Problem statement » Retype the data below without altering anything.

:: Supplied data

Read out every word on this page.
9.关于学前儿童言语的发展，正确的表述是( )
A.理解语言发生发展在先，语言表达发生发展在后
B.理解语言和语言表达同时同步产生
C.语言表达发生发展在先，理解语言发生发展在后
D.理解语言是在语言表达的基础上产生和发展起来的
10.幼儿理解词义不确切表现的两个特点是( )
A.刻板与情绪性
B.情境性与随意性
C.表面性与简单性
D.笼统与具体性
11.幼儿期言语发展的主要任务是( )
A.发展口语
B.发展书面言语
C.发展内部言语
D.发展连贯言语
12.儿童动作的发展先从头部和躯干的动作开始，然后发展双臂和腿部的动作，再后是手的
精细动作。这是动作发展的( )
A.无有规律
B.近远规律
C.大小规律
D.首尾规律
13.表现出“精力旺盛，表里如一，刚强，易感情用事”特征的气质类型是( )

::::

Result of this task »
Read out every word on this page.
9.关于学前儿童言语的发展，正确的表述是( )
A.理解语言发生发展在先，语言表达发生发展在后
B.理解语言和语言表达同时同步产生
C.语言表达发生发展在先，理解语言发生发展在后
D.理解语言是在语言表达的基础上产生和发展起来的
10.幼儿理解词义不确切表现的两个特点是( )
A.刻板与情绪性
B.情境性与随意性
C.表面性与简单性
D.笼统与具体性
11.幼儿期言语发展的主要任务是( )
A.发展口语
B.发展书面言语
C.发展内部言语
D.发展连贯言语
12.儿童动作的发展先从头部和躯干的动作开始，然后发展双臂和腿部的动作，再后是手的
精细动作。这是动作发展的( )
A.无有规律
B.近远规律
C.大小规律
D.首尾规律
13.表现出“精力旺盛，表里如一，刚强，易感情用事”特征的气质类型是( )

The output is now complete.